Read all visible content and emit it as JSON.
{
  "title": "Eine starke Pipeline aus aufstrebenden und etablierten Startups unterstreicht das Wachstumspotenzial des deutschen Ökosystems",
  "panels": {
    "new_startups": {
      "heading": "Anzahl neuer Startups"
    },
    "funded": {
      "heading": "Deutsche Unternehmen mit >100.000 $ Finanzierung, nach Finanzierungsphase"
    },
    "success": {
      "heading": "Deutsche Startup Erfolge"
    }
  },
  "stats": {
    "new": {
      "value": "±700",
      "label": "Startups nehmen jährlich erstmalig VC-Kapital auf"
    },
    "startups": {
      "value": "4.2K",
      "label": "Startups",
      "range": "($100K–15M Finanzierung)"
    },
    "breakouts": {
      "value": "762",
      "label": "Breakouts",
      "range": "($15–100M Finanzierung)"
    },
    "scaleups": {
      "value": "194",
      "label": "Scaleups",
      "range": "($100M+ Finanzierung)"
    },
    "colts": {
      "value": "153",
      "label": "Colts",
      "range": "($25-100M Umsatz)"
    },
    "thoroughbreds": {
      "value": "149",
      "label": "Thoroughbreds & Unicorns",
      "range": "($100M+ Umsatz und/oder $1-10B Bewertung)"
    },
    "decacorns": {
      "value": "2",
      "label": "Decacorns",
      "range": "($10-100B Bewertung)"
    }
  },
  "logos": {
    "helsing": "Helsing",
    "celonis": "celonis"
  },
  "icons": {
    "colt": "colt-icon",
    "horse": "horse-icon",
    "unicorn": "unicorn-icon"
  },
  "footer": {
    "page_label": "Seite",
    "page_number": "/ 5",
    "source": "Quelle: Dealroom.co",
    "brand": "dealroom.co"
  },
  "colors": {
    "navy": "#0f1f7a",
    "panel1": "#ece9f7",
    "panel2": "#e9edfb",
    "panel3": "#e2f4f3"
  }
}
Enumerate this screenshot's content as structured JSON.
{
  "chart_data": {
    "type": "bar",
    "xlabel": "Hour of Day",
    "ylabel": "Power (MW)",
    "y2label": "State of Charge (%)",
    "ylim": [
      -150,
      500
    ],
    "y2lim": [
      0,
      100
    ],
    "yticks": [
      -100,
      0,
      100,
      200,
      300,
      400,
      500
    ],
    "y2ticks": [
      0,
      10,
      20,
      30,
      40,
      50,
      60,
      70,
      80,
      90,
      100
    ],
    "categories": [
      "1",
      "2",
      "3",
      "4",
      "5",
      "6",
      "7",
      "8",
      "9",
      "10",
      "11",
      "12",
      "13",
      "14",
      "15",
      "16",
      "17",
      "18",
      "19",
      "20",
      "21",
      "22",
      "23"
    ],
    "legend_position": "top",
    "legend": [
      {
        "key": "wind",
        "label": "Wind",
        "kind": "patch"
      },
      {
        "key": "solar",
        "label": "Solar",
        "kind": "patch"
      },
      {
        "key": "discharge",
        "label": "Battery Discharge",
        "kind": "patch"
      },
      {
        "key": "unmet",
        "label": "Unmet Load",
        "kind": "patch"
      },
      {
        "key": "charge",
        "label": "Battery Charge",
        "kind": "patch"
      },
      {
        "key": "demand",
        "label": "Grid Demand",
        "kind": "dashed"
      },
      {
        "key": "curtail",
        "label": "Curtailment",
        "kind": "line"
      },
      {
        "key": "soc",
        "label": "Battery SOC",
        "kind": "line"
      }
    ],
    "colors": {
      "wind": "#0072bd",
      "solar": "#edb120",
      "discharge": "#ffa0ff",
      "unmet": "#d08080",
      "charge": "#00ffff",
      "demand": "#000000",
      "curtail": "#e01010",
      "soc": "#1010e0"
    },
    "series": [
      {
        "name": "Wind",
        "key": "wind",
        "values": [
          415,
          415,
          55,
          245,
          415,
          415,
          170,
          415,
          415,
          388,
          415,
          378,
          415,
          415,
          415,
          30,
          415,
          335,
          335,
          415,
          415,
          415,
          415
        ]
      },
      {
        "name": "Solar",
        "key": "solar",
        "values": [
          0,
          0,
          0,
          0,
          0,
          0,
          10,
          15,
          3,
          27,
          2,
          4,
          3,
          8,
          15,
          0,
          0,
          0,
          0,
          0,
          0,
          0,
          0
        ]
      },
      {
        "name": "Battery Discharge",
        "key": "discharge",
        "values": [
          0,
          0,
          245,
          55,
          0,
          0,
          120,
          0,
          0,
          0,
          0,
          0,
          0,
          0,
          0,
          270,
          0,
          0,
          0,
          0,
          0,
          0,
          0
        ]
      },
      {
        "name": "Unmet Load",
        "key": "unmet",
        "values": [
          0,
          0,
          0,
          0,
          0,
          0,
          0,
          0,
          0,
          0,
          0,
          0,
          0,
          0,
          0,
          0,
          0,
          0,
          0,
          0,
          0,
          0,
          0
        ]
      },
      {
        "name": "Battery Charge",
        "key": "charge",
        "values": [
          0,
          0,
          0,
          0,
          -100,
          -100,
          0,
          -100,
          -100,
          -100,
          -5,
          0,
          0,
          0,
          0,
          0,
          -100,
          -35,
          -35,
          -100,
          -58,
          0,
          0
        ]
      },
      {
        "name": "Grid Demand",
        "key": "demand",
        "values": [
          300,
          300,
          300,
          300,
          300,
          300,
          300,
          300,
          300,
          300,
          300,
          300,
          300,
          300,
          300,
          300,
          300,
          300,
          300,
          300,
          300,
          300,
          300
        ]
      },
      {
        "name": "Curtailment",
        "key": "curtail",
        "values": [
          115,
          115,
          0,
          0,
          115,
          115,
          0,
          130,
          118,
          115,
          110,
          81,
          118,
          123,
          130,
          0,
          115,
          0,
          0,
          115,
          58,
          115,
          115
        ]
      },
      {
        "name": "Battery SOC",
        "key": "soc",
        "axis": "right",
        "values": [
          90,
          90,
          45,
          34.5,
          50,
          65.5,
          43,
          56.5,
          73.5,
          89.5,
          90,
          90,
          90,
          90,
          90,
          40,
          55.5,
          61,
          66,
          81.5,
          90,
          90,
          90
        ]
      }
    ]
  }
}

***

→ **Aim of the exercise**
In the listing, find every line with the word "name" and state how many there are, nothing more.

→ **Answer below**
8